### GIVEN INFORMATION

>> BEGIN

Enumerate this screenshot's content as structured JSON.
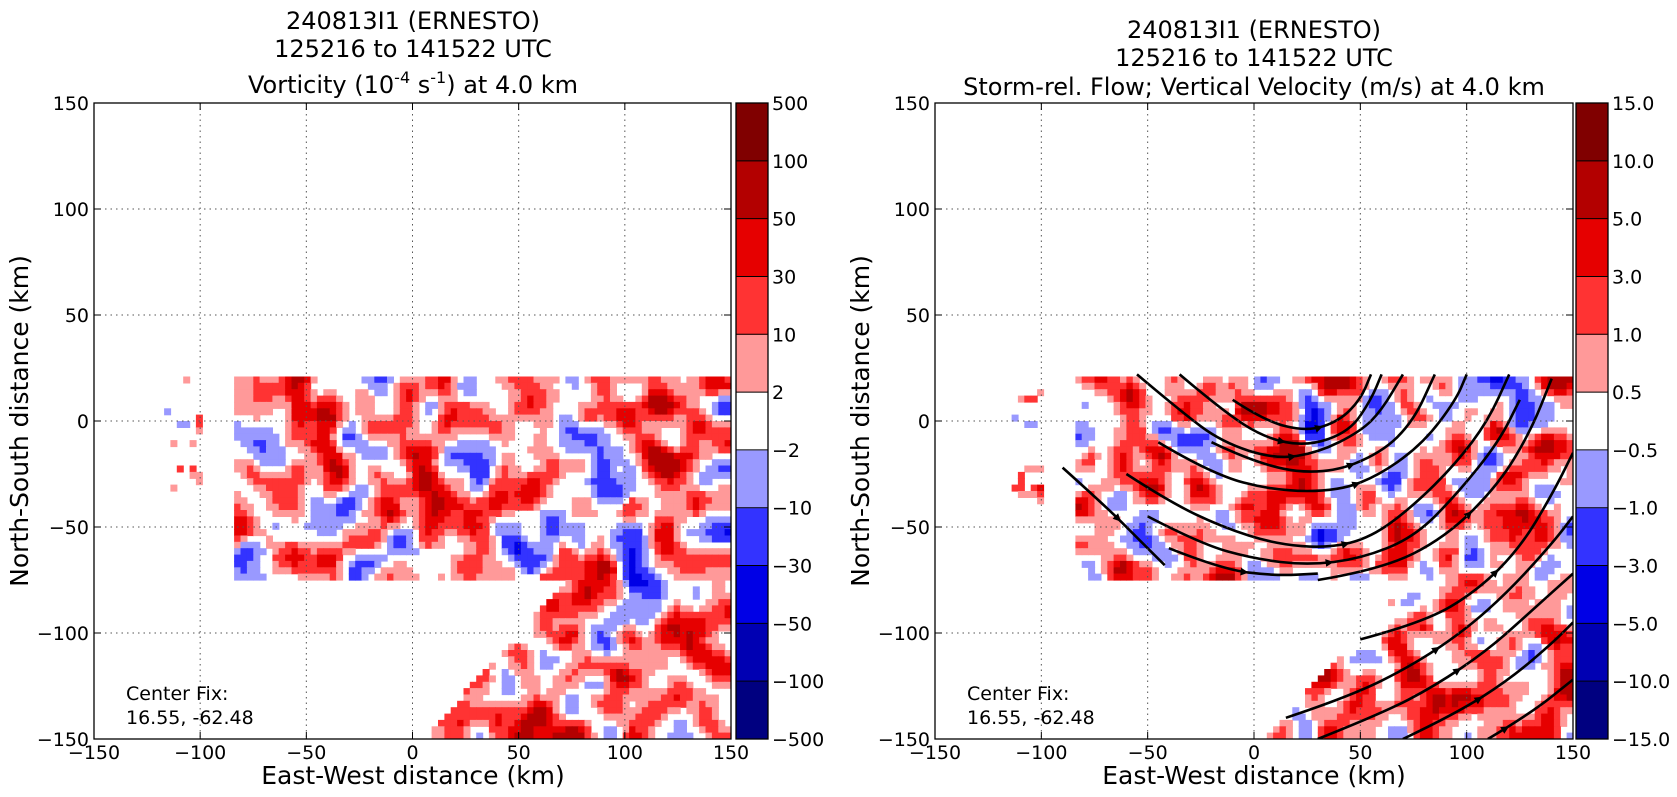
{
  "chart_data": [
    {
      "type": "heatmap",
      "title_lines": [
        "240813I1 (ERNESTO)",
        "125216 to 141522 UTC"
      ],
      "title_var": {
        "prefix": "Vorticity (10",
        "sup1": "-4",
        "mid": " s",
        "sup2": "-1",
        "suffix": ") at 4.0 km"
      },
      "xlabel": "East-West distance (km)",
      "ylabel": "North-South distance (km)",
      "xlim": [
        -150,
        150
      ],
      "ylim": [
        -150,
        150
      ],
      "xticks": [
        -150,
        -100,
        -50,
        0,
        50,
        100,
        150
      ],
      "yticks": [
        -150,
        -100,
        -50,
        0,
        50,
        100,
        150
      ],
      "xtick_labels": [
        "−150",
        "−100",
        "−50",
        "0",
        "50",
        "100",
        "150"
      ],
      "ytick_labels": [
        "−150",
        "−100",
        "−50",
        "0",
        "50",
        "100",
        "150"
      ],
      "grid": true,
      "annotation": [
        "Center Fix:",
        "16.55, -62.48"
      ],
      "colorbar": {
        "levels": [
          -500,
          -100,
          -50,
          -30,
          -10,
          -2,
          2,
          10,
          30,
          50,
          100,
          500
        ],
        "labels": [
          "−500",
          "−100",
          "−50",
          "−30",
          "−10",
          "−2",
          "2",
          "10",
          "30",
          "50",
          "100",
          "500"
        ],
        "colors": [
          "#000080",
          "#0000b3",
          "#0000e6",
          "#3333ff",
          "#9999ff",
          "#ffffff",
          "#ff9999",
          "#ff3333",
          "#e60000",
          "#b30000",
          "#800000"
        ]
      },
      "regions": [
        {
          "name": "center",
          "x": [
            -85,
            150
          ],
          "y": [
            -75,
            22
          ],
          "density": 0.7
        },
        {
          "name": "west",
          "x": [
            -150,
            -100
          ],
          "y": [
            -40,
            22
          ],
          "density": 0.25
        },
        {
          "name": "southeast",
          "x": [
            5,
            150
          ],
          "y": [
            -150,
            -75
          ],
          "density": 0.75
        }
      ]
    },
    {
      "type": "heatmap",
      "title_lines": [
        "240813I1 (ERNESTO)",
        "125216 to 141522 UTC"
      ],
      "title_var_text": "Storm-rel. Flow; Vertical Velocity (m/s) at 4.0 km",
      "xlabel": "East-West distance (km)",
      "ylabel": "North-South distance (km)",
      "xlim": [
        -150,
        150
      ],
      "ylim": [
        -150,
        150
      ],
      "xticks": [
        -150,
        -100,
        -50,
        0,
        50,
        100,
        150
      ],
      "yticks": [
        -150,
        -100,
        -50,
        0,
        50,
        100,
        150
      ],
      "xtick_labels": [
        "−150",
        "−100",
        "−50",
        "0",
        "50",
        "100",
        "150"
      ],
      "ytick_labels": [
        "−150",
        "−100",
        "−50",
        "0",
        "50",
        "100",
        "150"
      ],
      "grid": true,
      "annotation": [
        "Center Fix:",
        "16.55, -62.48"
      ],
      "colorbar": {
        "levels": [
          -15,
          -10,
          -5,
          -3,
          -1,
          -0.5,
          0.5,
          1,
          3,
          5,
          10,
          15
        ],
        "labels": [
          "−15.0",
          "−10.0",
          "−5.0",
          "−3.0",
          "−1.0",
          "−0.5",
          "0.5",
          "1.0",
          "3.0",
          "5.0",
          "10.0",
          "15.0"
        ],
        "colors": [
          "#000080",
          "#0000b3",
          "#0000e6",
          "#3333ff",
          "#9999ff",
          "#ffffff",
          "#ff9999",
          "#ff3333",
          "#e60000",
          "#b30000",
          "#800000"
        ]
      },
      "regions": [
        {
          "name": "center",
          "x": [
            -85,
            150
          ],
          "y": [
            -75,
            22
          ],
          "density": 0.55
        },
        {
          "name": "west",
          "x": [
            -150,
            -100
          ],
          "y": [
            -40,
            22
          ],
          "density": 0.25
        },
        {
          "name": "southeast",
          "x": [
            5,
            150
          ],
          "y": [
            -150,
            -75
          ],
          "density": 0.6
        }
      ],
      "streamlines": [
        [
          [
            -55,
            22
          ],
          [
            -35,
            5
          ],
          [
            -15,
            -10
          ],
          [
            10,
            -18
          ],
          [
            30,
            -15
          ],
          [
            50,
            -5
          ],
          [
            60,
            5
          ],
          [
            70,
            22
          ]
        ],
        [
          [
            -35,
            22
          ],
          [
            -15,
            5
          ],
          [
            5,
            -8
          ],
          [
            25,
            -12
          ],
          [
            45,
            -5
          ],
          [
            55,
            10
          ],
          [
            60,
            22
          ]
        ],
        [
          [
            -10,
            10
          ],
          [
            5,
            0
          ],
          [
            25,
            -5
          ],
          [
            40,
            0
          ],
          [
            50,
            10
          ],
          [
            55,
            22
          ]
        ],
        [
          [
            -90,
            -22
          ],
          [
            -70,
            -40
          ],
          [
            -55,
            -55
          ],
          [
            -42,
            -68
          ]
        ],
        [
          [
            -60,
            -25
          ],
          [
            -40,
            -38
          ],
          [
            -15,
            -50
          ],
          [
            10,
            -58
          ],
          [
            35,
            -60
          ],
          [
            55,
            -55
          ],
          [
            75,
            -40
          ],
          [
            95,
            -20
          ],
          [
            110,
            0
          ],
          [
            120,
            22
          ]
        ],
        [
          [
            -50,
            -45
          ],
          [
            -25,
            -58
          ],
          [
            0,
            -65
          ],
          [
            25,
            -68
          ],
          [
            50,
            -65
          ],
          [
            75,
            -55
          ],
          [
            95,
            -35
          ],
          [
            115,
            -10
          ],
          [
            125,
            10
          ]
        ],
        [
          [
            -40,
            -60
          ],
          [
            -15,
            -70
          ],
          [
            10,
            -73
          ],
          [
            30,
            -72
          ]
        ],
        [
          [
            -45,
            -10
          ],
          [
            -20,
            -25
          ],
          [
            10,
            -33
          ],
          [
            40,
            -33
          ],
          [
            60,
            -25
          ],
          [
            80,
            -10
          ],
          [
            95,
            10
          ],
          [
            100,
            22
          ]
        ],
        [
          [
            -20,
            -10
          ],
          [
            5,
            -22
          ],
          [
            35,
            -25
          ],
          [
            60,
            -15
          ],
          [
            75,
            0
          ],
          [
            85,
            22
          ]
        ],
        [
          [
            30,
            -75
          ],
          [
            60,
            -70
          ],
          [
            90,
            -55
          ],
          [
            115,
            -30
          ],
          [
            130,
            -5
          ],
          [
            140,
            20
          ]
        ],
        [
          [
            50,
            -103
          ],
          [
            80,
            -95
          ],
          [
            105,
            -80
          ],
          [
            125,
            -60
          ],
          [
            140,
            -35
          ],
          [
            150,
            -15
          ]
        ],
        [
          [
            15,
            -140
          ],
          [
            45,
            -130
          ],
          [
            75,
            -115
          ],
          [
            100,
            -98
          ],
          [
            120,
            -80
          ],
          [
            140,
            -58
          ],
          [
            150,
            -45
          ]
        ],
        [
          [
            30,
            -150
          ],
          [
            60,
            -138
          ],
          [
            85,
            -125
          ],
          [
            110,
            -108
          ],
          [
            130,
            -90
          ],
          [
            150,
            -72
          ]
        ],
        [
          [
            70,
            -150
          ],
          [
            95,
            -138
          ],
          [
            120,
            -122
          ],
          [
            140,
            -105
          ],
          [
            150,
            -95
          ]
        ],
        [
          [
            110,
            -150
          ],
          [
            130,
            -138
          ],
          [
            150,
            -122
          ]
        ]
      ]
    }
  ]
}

>> END

### GIVEN EXERCISE
Reproduce each line word for word and drop the pictures.

### EXERCISE ANSWER
Enumerate this screenshot's content as structured JSON.
{
  "chart_data": [
    {
      "type": "heatmap",
      "title_lines": [
        "240813I1 (ERNESTO)",
        "125216 to 141522 UTC"
      ],
      "title_var": {
        "prefix": "Vorticity (10",
        "sup1": "-4",
        "mid": " s",
        "sup2": "-1",
        "suffix": ") at 4.0 km"
      },
      "xlabel": "East-West distance (km)",
      "ylabel": "North-South distance (km)",
      "xlim": [
        -150,
        150
      ],
      "ylim": [
        -150,
        150
      ],
      "xticks": [
        -150,
        -100,
        -50,
        0,
        50,
        100,
        150
      ],
      "yticks": [
        -150,
        -100,
        -50,
        0,
        50,
        100,
        150
      ],
      "xtick_labels": [
        "−150",
        "−100",
        "−50",
        "0",
        "50",
        "100",
        "150"
      ],
      "ytick_labels": [
        "−150",
        "−100",
        "−50",
        "0",
        "50",
        "100",
        "150"
      ],
      "grid": true,
      "annotation": [
        "Center Fix:",
        "16.55, -62.48"
      ],
      "colorbar": {
        "levels": [
          -500,
          -100,
          -50,
          -30,
          -10,
          -2,
          2,
          10,
          30,
          50,
          100,
          500
        ],
        "labels": [
          "−500",
          "−100",
          "−50",
          "−30",
          "−10",
          "−2",
          "2",
          "10",
          "30",
          "50",
          "100",
          "500"
        ],
        "colors": [
          "#000080",
          "#0000b3",
          "#0000e6",
          "#3333ff",
          "#9999ff",
          "#ffffff",
          "#ff9999",
          "#ff3333",
          "#e60000",
          "#b30000",
          "#800000"
        ]
      },
      "regions": [
        {
          "name": "center",
          "x": [
            -85,
            150
          ],
          "y": [
            -75,
            22
          ],
          "density": 0.7
        },
        {
          "name": "west",
          "x": [
            -150,
            -100
          ],
          "y": [
            -40,
            22
          ],
          "density": 0.25
        },
        {
          "name": "southeast",
          "x": [
            5,
            150
          ],
          "y": [
            -150,
            -75
          ],
          "density": 0.75
        }
      ]
    },
    {
      "type": "heatmap",
      "title_lines": [
        "240813I1 (ERNESTO)",
        "125216 to 141522 UTC"
      ],
      "title_var_text": "Storm-rel. Flow; Vertical Velocity (m/s) at 4.0 km",
      "xlabel": "East-West distance (km)",
      "ylabel": "North-South distance (km)",
      "xlim": [
        -150,
        150
      ],
      "ylim": [
        -150,
        150
      ],
      "xticks": [
        -150,
        -100,
        -50,
        0,
        50,
        100,
        150
      ],
      "yticks": [
        -150,
        -100,
        -50,
        0,
        50,
        100,
        150
      ],
      "xtick_labels": [
        "−150",
        "−100",
        "−50",
        "0",
        "50",
        "100",
        "150"
      ],
      "ytick_labels": [
        "−150",
        "−100",
        "−50",
        "0",
        "50",
        "100",
        "150"
      ],
      "grid": true,
      "annotation": [
        "Center Fix:",
        "16.55, -62.48"
      ],
      "colorbar": {
        "levels": [
          -15,
          -10,
          -5,
          -3,
          -1,
          -0.5,
          0.5,
          1,
          3,
          5,
          10,
          15
        ],
        "labels": [
          "−15.0",
          "−10.0",
          "−5.0",
          "−3.0",
          "−1.0",
          "−0.5",
          "0.5",
          "1.0",
          "3.0",
          "5.0",
          "10.0",
          "15.0"
        ],
        "colors": [
          "#000080",
          "#0000b3",
          "#0000e6",
          "#3333ff",
          "#9999ff",
          "#ffffff",
          "#ff9999",
          "#ff3333",
          "#e60000",
          "#b30000",
          "#800000"
        ]
      },
      "regions": [
        {
          "name": "center",
          "x": [
            -85,
            150
          ],
          "y": [
            -75,
            22
          ],
          "density": 0.55
        },
        {
          "name": "west",
          "x": [
            -150,
            -100
          ],
          "y": [
            -40,
            22
          ],
          "density": 0.25
        },
        {
          "name": "southeast",
          "x": [
            5,
            150
          ],
          "y": [
            -150,
            -75
          ],
          "density": 0.6
        }
      ],
      "streamlines": [
        [
          [
            -55,
            22
          ],
          [
            -35,
            5
          ],
          [
            -15,
            -10
          ],
          [
            10,
            -18
          ],
          [
            30,
            -15
          ],
          [
            50,
            -5
          ],
          [
            60,
            5
          ],
          [
            70,
            22
          ]
        ],
        [
          [
            -35,
            22
          ],
          [
            -15,
            5
          ],
          [
            5,
            -8
          ],
          [
            25,
            -12
          ],
          [
            45,
            -5
          ],
          [
            55,
            10
          ],
          [
            60,
            22
          ]
        ],
        [
          [
            -10,
            10
          ],
          [
            5,
            0
          ],
          [
            25,
            -5
          ],
          [
            40,
            0
          ],
          [
            50,
            10
          ],
          [
            55,
            22
          ]
        ],
        [
          [
            -90,
            -22
          ],
          [
            -70,
            -40
          ],
          [
            -55,
            -55
          ],
          [
            -42,
            -68
          ]
        ],
        [
          [
            -60,
            -25
          ],
          [
            -40,
            -38
          ],
          [
            -15,
            -50
          ],
          [
            10,
            -58
          ],
          [
            35,
            -60
          ],
          [
            55,
            -55
          ],
          [
            75,
            -40
          ],
          [
            95,
            -20
          ],
          [
            110,
            0
          ],
          [
            120,
            22
          ]
        ],
        [
          [
            -50,
            -45
          ],
          [
            -25,
            -58
          ],
          [
            0,
            -65
          ],
          [
            25,
            -68
          ],
          [
            50,
            -65
          ],
          [
            75,
            -55
          ],
          [
            95,
            -35
          ],
          [
            115,
            -10
          ],
          [
            125,
            10
          ]
        ],
        [
          [
            -40,
            -60
          ],
          [
            -15,
            -70
          ],
          [
            10,
            -73
          ],
          [
            30,
            -72
          ]
        ],
        [
          [
            -45,
            -10
          ],
          [
            -20,
            -25
          ],
          [
            10,
            -33
          ],
          [
            40,
            -33
          ],
          [
            60,
            -25
          ],
          [
            80,
            -10
          ],
          [
            95,
            10
          ],
          [
            100,
            22
          ]
        ],
        [
          [
            -20,
            -10
          ],
          [
            5,
            -22
          ],
          [
            35,
            -25
          ],
          [
            60,
            -15
          ],
          [
            75,
            0
          ],
          [
            85,
            22
          ]
        ],
        [
          [
            30,
            -75
          ],
          [
            60,
            -70
          ],
          [
            90,
            -55
          ],
          [
            115,
            -30
          ],
          [
            130,
            -5
          ],
          [
            140,
            20
          ]
        ],
        [
          [
            50,
            -103
          ],
          [
            80,
            -95
          ],
          [
            105,
            -80
          ],
          [
            125,
            -60
          ],
          [
            140,
            -35
          ],
          [
            150,
            -15
          ]
        ],
        [
          [
            15,
            -140
          ],
          [
            45,
            -130
          ],
          [
            75,
            -115
          ],
          [
            100,
            -98
          ],
          [
            120,
            -80
          ],
          [
            140,
            -58
          ],
          [
            150,
            -45
          ]
        ],
        [
          [
            30,
            -150
          ],
          [
            60,
            -138
          ],
          [
            85,
            -125
          ],
          [
            110,
            -108
          ],
          [
            130,
            -90
          ],
          [
            150,
            -72
          ]
        ],
        [
          [
            70,
            -150
          ],
          [
            95,
            -138
          ],
          [
            120,
            -122
          ],
          [
            140,
            -105
          ],
          [
            150,
            -95
          ]
        ],
        [
          [
            110,
            -150
          ],
          [
            130,
            -138
          ],
          [
            150,
            -122
          ]
        ]
      ]
    }
  ]
}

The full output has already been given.